# Requirements
Gather all lines in the data that hold the string "website".

(Data items)

★ ★ ★ ★ ★ ★ ★

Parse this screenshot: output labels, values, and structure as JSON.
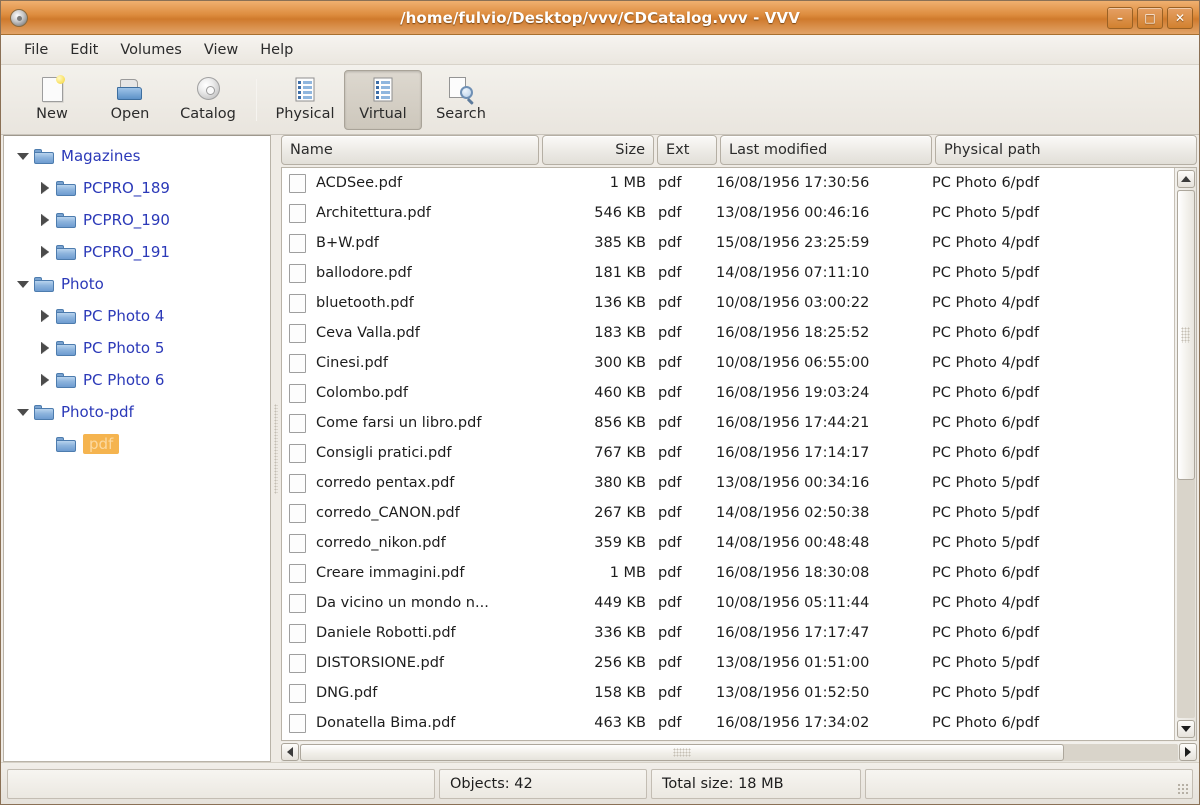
{
  "window": {
    "title": "/home/fulvio/Desktop/vvv/CDCatalog.vvv - VVV",
    "app_icon": "disc-icon",
    "minimize_label": "–",
    "maximize_label": "□",
    "close_label": "✕",
    "accent_color": "#d2812f",
    "titlebar_text_color": "#ffffff"
  },
  "menubar": {
    "items": [
      {
        "label": "File"
      },
      {
        "label": "Edit"
      },
      {
        "label": "Volumes"
      },
      {
        "label": "View"
      },
      {
        "label": "Help"
      }
    ]
  },
  "toolbar": {
    "buttons": [
      {
        "label": "New",
        "icon": "new-document-icon",
        "active": false
      },
      {
        "label": "Open",
        "icon": "open-folder-icon",
        "active": false
      },
      {
        "label": "Catalog",
        "icon": "cd-disc-icon",
        "active": false
      },
      {
        "label": "Physical",
        "icon": "list-view-icon",
        "active": false
      },
      {
        "label": "Virtual",
        "icon": "list-view-icon",
        "active": true
      },
      {
        "label": "Search",
        "icon": "search-icon",
        "active": false
      }
    ]
  },
  "tree": {
    "items": [
      {
        "label": "Magazines",
        "level": 0,
        "expander": "down",
        "selected": false
      },
      {
        "label": "PCPRO_189",
        "level": 1,
        "expander": "right",
        "selected": false
      },
      {
        "label": "PCPRO_190",
        "level": 1,
        "expander": "right",
        "selected": false
      },
      {
        "label": "PCPRO_191",
        "level": 1,
        "expander": "right",
        "selected": false
      },
      {
        "label": "Photo",
        "level": 0,
        "expander": "down",
        "selected": false
      },
      {
        "label": "PC Photo 4",
        "level": 1,
        "expander": "right",
        "selected": false
      },
      {
        "label": "PC Photo 5",
        "level": 1,
        "expander": "right",
        "selected": false
      },
      {
        "label": "PC Photo 6",
        "level": 1,
        "expander": "right",
        "selected": false
      },
      {
        "label": "Photo-pdf",
        "level": 0,
        "expander": "down",
        "selected": false
      },
      {
        "label": "pdf",
        "level": 1,
        "expander": "none",
        "selected": true
      }
    ],
    "selection_color": "#f5b44f",
    "label_color": "#2b39b8"
  },
  "file_list": {
    "columns": [
      {
        "key": "name",
        "label": "Name",
        "align": "left"
      },
      {
        "key": "size",
        "label": "Size",
        "align": "right"
      },
      {
        "key": "ext",
        "label": "Ext",
        "align": "left"
      },
      {
        "key": "mod",
        "label": "Last modified",
        "align": "left"
      },
      {
        "key": "path",
        "label": "Physical path",
        "align": "left"
      }
    ],
    "rows": [
      {
        "name": "ACDSee.pdf",
        "size": "1 MB",
        "ext": "pdf",
        "mod": "16/08/1956 17:30:56",
        "path": "PC Photo 6/pdf"
      },
      {
        "name": "Architettura.pdf",
        "size": "546 KB",
        "ext": "pdf",
        "mod": "13/08/1956 00:46:16",
        "path": "PC Photo 5/pdf"
      },
      {
        "name": "B+W.pdf",
        "size": "385 KB",
        "ext": "pdf",
        "mod": "15/08/1956 23:25:59",
        "path": "PC Photo 4/pdf"
      },
      {
        "name": "ballodore.pdf",
        "size": "181 KB",
        "ext": "pdf",
        "mod": "14/08/1956 07:11:10",
        "path": "PC Photo 5/pdf"
      },
      {
        "name": "bluetooth.pdf",
        "size": "136 KB",
        "ext": "pdf",
        "mod": "10/08/1956 03:00:22",
        "path": "PC Photo 4/pdf"
      },
      {
        "name": "Ceva Valla.pdf",
        "size": "183 KB",
        "ext": "pdf",
        "mod": "16/08/1956 18:25:52",
        "path": "PC Photo 6/pdf"
      },
      {
        "name": "Cinesi.pdf",
        "size": "300 KB",
        "ext": "pdf",
        "mod": "10/08/1956 06:55:00",
        "path": "PC Photo 4/pdf"
      },
      {
        "name": "Colombo.pdf",
        "size": "460 KB",
        "ext": "pdf",
        "mod": "16/08/1956 19:03:24",
        "path": "PC Photo 6/pdf"
      },
      {
        "name": "Come farsi un libro.pdf",
        "size": "856 KB",
        "ext": "pdf",
        "mod": "16/08/1956 17:44:21",
        "path": "PC Photo 6/pdf"
      },
      {
        "name": "Consigli pratici.pdf",
        "size": "767 KB",
        "ext": "pdf",
        "mod": "16/08/1956 17:14:17",
        "path": "PC Photo 6/pdf"
      },
      {
        "name": "corredo pentax.pdf",
        "size": "380 KB",
        "ext": "pdf",
        "mod": "13/08/1956 00:34:16",
        "path": "PC Photo 5/pdf"
      },
      {
        "name": "corredo_CANON.pdf",
        "size": "267 KB",
        "ext": "pdf",
        "mod": "14/08/1956 02:50:38",
        "path": "PC Photo 5/pdf"
      },
      {
        "name": "corredo_nikon.pdf",
        "size": "359 KB",
        "ext": "pdf",
        "mod": "14/08/1956 00:48:48",
        "path": "PC Photo 5/pdf"
      },
      {
        "name": "Creare immagini.pdf",
        "size": "1 MB",
        "ext": "pdf",
        "mod": "16/08/1956 18:30:08",
        "path": "PC Photo 6/pdf"
      },
      {
        "name": "Da vicino un mondo n...",
        "size": "449 KB",
        "ext": "pdf",
        "mod": "10/08/1956 05:11:44",
        "path": "PC Photo 4/pdf"
      },
      {
        "name": "Daniele Robotti.pdf",
        "size": "336 KB",
        "ext": "pdf",
        "mod": "16/08/1956 17:17:47",
        "path": "PC Photo 6/pdf"
      },
      {
        "name": "DISTORSIONE.pdf",
        "size": "256 KB",
        "ext": "pdf",
        "mod": "13/08/1956 01:51:00",
        "path": "PC Photo 5/pdf"
      },
      {
        "name": "DNG.pdf",
        "size": "158 KB",
        "ext": "pdf",
        "mod": "13/08/1956 01:52:50",
        "path": "PC Photo 5/pdf"
      },
      {
        "name": "Donatella Bima.pdf",
        "size": "463 KB",
        "ext": "pdf",
        "mod": "16/08/1956 17:34:02",
        "path": "PC Photo 6/pdf"
      }
    ]
  },
  "statusbar": {
    "cell1": "",
    "objects": "Objects: 42",
    "total_size": "Total size: 18 MB",
    "cell4": ""
  }
}
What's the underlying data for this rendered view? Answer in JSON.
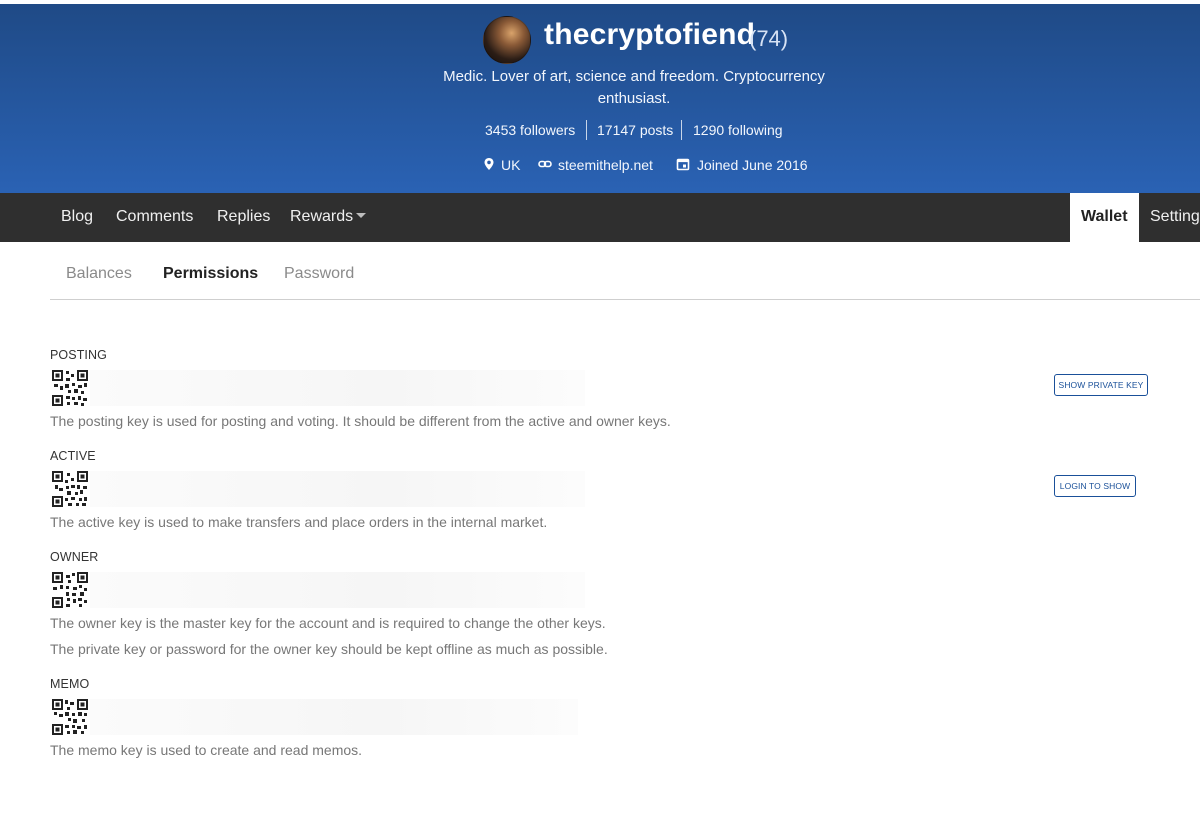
{
  "profile": {
    "username": "thecryptofiend",
    "reputation": "(74)",
    "bio": "Medic. Lover of art, science and freedom. Cryptocurrency enthusiast.",
    "followers": "3453 followers",
    "posts": "17147 posts",
    "following": "1290 following",
    "location": "UK",
    "website": "steemithelp.net",
    "joined": "Joined June 2016",
    "colors": {
      "hero_top": "#1f4a86",
      "hero_bottom": "#2a62b4"
    }
  },
  "nav": {
    "blog": "Blog",
    "comments": "Comments",
    "replies": "Replies",
    "rewards": "Rewards",
    "wallet": "Wallet",
    "settings": "Settings",
    "bg_color": "#2f2f2f"
  },
  "subtabs": {
    "balances": "Balances",
    "permissions": "Permissions",
    "password": "Password"
  },
  "keys": {
    "posting": {
      "label": "POSTING",
      "description": "The posting key is used for posting and voting. It should be different from the active and owner keys.",
      "button": "SHOW PRIVATE KEY"
    },
    "active": {
      "label": "ACTIVE",
      "description": "The active key is used to make transfers and place orders in the internal market.",
      "button": "LOGIN TO SHOW"
    },
    "owner": {
      "label": "OWNER",
      "description": "The owner key is the master key for the account and is required to change the other keys.",
      "description2": "The private key or password for the owner key should be kept offline as much as possible."
    },
    "memo": {
      "label": "MEMO",
      "description": "The memo key is used to create and read memos."
    }
  },
  "icons": {
    "location": "map-pin-icon",
    "website": "link-icon",
    "joined": "calendar-icon",
    "qr": "qr-code-icon",
    "rewards_caret": "caret-down-icon"
  },
  "accent": "#1a5099"
}
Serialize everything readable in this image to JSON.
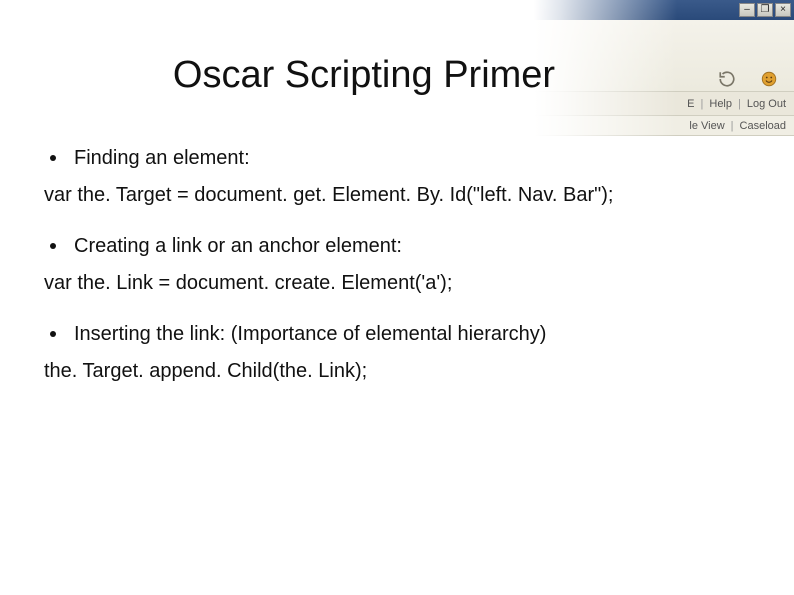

★ ★ ★ ★ ★ ★ ★

# The result
    "website": "steemithelp.net",
    "website": "link-icon",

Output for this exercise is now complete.